* Stated exercise
Lines holding the string "sadrži" are the ones to copy from this listing.
— Start —
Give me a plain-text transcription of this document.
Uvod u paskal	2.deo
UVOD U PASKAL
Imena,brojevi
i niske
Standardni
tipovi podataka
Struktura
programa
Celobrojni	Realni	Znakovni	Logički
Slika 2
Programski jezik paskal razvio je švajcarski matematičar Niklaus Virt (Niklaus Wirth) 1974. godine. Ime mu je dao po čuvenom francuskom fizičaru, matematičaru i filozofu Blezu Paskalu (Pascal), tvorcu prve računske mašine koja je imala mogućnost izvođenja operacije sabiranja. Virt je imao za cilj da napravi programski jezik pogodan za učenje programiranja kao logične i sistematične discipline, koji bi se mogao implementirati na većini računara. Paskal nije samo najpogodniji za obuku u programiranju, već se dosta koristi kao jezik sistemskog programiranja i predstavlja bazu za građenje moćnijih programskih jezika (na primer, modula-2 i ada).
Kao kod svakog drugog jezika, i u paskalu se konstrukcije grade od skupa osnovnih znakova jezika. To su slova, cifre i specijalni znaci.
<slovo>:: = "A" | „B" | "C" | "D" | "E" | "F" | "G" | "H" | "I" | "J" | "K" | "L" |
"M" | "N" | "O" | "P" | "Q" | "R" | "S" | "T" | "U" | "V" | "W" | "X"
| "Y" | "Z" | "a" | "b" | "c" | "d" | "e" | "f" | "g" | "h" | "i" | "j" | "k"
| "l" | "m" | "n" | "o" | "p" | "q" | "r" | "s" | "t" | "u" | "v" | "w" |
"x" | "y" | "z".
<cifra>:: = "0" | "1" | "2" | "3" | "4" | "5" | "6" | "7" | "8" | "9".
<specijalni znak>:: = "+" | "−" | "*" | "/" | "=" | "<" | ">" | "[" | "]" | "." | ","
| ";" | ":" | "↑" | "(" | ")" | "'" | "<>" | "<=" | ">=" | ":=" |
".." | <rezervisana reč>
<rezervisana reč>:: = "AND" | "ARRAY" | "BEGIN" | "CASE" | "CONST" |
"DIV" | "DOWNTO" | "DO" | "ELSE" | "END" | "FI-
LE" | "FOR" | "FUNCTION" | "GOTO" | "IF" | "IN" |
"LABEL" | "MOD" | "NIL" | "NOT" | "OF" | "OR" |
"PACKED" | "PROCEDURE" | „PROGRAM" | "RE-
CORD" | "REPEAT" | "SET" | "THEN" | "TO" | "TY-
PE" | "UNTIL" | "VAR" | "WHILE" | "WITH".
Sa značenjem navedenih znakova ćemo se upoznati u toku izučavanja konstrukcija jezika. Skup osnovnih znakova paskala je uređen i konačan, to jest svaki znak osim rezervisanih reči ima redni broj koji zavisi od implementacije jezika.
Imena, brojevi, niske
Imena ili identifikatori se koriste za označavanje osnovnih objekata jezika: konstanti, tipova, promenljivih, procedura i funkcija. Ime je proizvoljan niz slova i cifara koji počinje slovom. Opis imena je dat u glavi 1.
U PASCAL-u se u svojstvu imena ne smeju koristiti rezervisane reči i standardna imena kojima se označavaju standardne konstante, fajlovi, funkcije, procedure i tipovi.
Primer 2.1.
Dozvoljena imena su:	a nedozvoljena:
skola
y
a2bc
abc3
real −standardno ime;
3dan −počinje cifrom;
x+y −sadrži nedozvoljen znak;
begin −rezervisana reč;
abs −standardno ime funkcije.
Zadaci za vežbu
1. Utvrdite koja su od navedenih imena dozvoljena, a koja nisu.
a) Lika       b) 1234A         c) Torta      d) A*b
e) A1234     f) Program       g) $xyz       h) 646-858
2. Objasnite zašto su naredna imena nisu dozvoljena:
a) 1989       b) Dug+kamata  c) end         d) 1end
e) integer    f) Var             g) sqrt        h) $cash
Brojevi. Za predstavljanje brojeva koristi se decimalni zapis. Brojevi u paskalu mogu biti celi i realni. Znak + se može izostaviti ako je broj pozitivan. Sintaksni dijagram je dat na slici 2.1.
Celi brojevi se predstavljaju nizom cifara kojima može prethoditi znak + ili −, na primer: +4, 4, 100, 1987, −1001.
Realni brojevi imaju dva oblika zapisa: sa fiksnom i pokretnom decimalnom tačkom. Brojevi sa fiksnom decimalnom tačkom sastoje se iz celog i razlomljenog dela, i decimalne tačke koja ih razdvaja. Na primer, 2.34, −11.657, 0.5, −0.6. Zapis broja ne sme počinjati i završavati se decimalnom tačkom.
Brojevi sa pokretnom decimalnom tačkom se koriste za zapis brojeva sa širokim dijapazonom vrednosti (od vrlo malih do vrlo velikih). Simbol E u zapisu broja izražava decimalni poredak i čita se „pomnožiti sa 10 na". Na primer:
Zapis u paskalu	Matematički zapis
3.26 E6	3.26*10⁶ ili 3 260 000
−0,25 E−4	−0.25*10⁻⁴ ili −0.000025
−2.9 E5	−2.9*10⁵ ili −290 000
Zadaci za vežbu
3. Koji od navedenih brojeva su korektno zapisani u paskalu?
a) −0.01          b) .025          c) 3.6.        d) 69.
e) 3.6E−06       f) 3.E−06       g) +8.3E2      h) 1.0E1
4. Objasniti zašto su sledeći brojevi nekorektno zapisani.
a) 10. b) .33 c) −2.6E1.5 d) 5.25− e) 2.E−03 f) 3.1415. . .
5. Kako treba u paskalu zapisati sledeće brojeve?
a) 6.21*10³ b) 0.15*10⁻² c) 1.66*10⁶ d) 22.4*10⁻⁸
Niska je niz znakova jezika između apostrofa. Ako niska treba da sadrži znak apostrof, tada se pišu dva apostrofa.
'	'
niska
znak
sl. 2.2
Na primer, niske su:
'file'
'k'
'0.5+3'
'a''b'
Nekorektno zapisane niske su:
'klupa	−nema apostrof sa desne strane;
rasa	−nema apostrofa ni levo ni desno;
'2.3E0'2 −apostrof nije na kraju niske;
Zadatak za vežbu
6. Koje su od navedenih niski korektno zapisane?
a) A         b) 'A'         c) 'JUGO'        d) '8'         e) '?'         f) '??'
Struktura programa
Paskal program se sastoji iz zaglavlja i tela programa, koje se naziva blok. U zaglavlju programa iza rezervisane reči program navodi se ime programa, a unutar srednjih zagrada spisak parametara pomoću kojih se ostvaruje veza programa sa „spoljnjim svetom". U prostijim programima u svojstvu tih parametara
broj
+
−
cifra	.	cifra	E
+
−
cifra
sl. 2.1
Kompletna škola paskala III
— End —
* Exercise response
x+y −sadrži nedozvoljen znak;
Niska je niz znakova jezika između apostrofa. Ako niska treba da sadrži znak apostrof, tada se pišu dva apostrofa.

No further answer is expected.